## [EXERCISE TASK]
Copy the data below line for line, changing nothing.

>> START ENTRIES SUPPLIED

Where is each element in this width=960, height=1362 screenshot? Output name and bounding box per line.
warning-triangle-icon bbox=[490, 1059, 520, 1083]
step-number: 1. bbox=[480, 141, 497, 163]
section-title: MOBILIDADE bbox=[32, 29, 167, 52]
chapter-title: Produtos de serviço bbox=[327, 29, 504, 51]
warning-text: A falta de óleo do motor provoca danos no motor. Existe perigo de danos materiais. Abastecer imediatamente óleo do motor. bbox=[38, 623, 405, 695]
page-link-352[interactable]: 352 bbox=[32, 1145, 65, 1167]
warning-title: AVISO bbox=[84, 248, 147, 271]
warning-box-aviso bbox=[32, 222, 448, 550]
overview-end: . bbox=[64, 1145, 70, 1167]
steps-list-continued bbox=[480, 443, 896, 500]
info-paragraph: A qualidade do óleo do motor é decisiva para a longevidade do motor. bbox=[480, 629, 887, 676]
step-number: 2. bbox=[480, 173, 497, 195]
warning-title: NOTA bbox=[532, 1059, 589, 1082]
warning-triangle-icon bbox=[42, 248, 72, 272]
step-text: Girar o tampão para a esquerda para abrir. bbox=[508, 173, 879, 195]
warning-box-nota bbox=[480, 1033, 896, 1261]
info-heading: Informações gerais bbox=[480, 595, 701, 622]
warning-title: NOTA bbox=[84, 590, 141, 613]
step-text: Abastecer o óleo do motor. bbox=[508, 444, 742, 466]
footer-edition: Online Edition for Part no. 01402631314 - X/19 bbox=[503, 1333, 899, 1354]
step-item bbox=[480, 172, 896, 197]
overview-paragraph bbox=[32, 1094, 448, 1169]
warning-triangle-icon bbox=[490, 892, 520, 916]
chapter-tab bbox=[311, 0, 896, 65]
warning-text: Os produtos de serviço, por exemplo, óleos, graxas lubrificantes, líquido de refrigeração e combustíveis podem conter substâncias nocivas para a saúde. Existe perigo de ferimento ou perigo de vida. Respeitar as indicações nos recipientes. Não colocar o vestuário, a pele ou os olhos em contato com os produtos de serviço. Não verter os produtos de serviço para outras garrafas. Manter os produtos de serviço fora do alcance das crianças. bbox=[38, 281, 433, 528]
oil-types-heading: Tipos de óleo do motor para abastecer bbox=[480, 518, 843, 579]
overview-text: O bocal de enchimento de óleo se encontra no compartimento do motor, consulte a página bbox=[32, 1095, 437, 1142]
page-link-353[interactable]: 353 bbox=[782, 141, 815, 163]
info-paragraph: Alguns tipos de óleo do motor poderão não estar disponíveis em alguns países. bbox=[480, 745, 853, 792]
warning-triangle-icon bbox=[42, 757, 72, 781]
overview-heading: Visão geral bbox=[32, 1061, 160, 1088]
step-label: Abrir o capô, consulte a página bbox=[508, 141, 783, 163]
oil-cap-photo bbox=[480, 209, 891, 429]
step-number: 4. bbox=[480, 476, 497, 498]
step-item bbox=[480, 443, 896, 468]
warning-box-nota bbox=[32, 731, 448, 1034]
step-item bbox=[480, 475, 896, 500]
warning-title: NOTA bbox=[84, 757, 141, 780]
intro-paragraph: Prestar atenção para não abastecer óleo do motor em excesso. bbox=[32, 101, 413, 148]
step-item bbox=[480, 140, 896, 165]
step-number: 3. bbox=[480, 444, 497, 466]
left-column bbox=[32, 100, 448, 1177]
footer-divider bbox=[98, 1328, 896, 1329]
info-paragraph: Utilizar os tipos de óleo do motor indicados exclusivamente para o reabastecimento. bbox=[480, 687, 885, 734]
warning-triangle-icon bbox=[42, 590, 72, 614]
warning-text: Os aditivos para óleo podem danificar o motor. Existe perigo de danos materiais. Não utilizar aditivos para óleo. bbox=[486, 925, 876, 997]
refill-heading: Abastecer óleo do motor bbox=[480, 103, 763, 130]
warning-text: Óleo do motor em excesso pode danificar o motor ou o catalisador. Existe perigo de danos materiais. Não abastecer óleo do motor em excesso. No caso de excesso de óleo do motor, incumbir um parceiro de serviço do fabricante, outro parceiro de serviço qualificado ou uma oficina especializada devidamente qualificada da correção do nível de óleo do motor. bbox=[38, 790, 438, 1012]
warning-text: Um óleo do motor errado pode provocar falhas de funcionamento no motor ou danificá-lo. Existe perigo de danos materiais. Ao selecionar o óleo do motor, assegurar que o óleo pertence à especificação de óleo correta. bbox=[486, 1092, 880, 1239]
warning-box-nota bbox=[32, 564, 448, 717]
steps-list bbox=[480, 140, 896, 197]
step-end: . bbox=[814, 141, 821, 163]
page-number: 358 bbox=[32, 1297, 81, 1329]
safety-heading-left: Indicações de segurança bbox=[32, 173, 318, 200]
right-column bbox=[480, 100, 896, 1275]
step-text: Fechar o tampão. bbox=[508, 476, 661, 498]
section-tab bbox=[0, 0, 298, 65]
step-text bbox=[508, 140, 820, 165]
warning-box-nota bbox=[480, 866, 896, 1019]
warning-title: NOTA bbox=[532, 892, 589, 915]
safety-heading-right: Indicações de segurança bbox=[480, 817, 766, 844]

>> END ENTRIES SUPPLIED

## [REPLY]
Where is each element in this width=960, height=1362 screenshot? Output name and bounding box per line.
warning-triangle-icon bbox=[490, 1059, 520, 1083]
step-number: 1. bbox=[480, 141, 497, 163]
section-title: MOBILIDADE bbox=[32, 29, 167, 52]
chapter-title: Produtos de serviço bbox=[327, 29, 504, 51]
warning-text: A falta de óleo do motor provoca danos no motor. Existe perigo de danos materiais. Abastecer imediatamente óleo do motor. bbox=[38, 623, 405, 695]
page-link-352[interactable]: 352 bbox=[32, 1145, 65, 1167]
warning-title: AVISO bbox=[84, 248, 147, 271]
warning-box-aviso bbox=[32, 222, 448, 550]
overview-end: . bbox=[64, 1145, 70, 1167]
steps-list-continued bbox=[480, 443, 896, 500]
info-paragraph: A qualidade do óleo do motor é decisiva para a longevidade do motor. bbox=[480, 629, 887, 676]
step-number: 2. bbox=[480, 173, 497, 195]
warning-title: NOTA bbox=[532, 1059, 589, 1082]
warning-triangle-icon bbox=[42, 248, 72, 272]
step-text: Girar o tampão para a esquerda para abrir. bbox=[508, 173, 879, 195]
warning-box-nota bbox=[480, 1033, 896, 1261]
info-heading: Informações gerais bbox=[480, 595, 701, 622]
warning-title: NOTA bbox=[84, 590, 141, 613]
step-text: Abastecer o óleo do motor. bbox=[508, 444, 742, 466]
footer-edition: Online Edition for Part no. 01402631314 - X/19 bbox=[503, 1333, 899, 1354]
step-item bbox=[480, 172, 896, 197]
overview-paragraph bbox=[32, 1094, 448, 1169]
warning-triangle-icon bbox=[490, 892, 520, 916]
chapter-tab bbox=[311, 0, 896, 65]
warning-text: Os produtos de serviço, por exemplo, óleos, graxas lubrificantes, líquido de refrigeração e combustíveis podem conter substâncias nocivas para a saúde. Existe perigo de ferimento ou perigo de vida. Respeitar as indicações nos recipientes. Não colocar o vestuário, a pele ou os olhos em contato com os produtos de serviço. Não verter os produtos de serviço para outras garrafas. Manter os produtos de serviço fora do alcance das crianças. bbox=[38, 281, 433, 528]
oil-types-heading: Tipos de óleo do motor para abastecer bbox=[480, 518, 843, 579]
overview-text: O bocal de enchimento de óleo se encontra no compartimento do motor, consulte a página bbox=[32, 1095, 437, 1142]
page-link-353[interactable]: 353 bbox=[782, 141, 815, 163]
info-paragraph: Alguns tipos de óleo do motor poderão não estar disponíveis em alguns países. bbox=[480, 745, 853, 792]
warning-triangle-icon bbox=[42, 757, 72, 781]
overview-heading: Visão geral bbox=[32, 1061, 160, 1088]
step-label: Abrir o capô, consulte a página bbox=[508, 141, 783, 163]
oil-cap-photo bbox=[480, 209, 891, 429]
step-number: 4. bbox=[480, 476, 497, 498]
step-item bbox=[480, 443, 896, 468]
warning-box-nota bbox=[32, 731, 448, 1034]
step-item bbox=[480, 475, 896, 500]
warning-title: NOTA bbox=[84, 757, 141, 780]
intro-paragraph: Prestar atenção para não abastecer óleo do motor em excesso. bbox=[32, 101, 413, 148]
step-item bbox=[480, 140, 896, 165]
step-number: 3. bbox=[480, 444, 497, 466]
left-column bbox=[32, 100, 448, 1177]
footer-divider bbox=[98, 1328, 896, 1329]
info-paragraph: Utilizar os tipos de óleo do motor indicados exclusivamente para o reabastecimento. bbox=[480, 687, 885, 734]
warning-triangle-icon bbox=[42, 590, 72, 614]
warning-text: Os aditivos para óleo podem danificar o motor. Existe perigo de danos materiais. Não utilizar aditivos para óleo. bbox=[486, 925, 876, 997]
refill-heading: Abastecer óleo do motor bbox=[480, 103, 763, 130]
warning-text: Óleo do motor em excesso pode danificar o motor ou o catalisador. Existe perigo de danos materiais. Não abastecer óleo do motor em excesso. No caso de excesso de óleo do motor, incumbir um parceiro de serviço do fabricante, outro parceiro de serviço qualificado ou uma oficina especializada devidamente qualificada da correção do nível de óleo do motor. bbox=[38, 790, 438, 1012]
warning-text: Um óleo do motor errado pode provocar falhas de funcionamento no motor ou danificá-lo. Existe perigo de danos materiais. Ao selecionar o óleo do motor, assegurar que o óleo pertence à especificação de óleo correta. bbox=[486, 1092, 880, 1239]
warning-box-nota bbox=[32, 564, 448, 717]
steps-list bbox=[480, 140, 896, 197]
step-end: . bbox=[814, 141, 821, 163]
page-number: 358 bbox=[32, 1297, 81, 1329]
safety-heading-left: Indicações de segurança bbox=[32, 173, 318, 200]
right-column bbox=[480, 100, 896, 1275]
step-text: Fechar o tampão. bbox=[508, 476, 661, 498]
section-tab bbox=[0, 0, 298, 65]
step-text bbox=[508, 140, 820, 165]
warning-box-nota bbox=[480, 866, 896, 1019]
warning-title: NOTA bbox=[532, 892, 589, 915]
safety-heading-right: Indicações de segurança bbox=[480, 817, 766, 844]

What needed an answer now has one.